Information supplied -
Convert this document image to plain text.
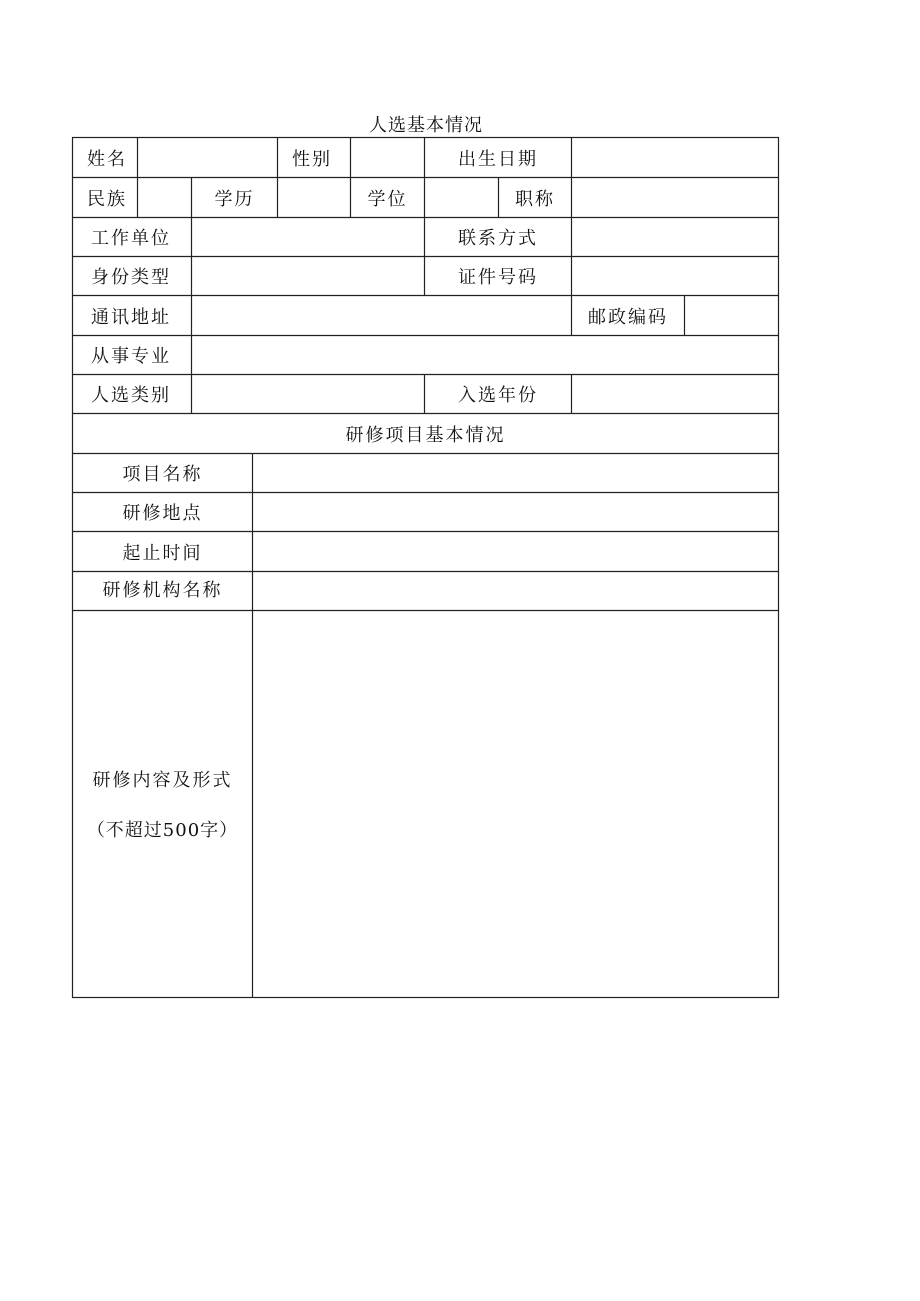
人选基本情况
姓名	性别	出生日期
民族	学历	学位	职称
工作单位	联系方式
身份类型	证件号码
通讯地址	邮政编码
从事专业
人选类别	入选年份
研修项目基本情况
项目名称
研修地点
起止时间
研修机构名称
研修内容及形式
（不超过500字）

* * *

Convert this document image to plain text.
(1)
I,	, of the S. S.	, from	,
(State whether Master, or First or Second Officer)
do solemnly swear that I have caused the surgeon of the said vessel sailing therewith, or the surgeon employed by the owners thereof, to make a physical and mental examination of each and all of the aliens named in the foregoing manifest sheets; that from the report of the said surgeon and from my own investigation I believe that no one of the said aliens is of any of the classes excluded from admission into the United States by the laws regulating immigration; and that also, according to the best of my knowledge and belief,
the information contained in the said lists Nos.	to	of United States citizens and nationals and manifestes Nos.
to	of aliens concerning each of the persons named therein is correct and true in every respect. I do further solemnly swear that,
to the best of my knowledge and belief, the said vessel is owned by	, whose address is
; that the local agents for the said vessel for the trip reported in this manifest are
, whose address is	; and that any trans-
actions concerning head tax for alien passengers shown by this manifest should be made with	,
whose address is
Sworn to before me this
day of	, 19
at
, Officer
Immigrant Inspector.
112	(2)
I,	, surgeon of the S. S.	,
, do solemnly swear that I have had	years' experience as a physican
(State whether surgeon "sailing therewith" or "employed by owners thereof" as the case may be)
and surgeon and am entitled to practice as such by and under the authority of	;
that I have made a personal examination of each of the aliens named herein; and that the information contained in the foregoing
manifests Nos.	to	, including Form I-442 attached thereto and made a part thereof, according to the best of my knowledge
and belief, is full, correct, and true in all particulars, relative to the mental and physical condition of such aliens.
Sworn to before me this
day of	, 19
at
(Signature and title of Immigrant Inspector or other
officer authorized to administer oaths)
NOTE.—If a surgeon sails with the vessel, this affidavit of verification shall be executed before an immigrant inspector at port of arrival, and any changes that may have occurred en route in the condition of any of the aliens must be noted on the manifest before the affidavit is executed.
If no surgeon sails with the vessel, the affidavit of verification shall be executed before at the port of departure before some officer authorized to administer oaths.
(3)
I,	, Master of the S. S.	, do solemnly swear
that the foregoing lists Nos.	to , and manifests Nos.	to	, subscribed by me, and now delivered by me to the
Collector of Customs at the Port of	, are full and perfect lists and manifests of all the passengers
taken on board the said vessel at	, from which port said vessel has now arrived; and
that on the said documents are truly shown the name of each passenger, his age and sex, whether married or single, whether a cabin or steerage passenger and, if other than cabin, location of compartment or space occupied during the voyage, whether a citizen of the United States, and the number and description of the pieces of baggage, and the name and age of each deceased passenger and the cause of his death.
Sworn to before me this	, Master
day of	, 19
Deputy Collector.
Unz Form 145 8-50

...

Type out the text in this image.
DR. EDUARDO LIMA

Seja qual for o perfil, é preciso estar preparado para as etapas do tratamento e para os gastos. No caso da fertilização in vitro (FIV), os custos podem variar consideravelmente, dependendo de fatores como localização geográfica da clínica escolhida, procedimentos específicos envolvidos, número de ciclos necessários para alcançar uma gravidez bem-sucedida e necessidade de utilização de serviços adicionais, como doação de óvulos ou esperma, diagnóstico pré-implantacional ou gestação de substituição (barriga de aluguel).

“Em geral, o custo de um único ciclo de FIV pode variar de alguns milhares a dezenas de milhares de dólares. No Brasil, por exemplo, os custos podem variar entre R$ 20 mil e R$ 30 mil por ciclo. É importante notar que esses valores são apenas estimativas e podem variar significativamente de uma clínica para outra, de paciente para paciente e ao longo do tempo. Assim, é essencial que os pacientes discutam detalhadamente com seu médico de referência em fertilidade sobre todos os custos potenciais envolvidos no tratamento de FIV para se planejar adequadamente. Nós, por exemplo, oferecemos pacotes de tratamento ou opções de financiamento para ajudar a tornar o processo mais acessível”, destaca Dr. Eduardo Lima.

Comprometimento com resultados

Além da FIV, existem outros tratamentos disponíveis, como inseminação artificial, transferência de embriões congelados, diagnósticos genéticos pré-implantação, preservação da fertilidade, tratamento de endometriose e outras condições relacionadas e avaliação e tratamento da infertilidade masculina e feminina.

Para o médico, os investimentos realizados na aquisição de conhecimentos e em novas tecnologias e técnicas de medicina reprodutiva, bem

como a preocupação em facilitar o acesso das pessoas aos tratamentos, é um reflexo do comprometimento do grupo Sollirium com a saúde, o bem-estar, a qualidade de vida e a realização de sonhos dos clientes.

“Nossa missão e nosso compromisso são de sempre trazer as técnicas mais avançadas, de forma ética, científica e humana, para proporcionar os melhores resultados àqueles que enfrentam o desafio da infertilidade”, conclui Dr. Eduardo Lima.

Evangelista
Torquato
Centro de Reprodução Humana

What is needed - From the records above, pull out each line that has "true".

Task result -
to	of aliens concerning each of the persons named therein is correct and true in every respect. I do further solemnly swear that,
and belief, is full, correct, and true in all particulars, relative to the mental and physical condition of such aliens.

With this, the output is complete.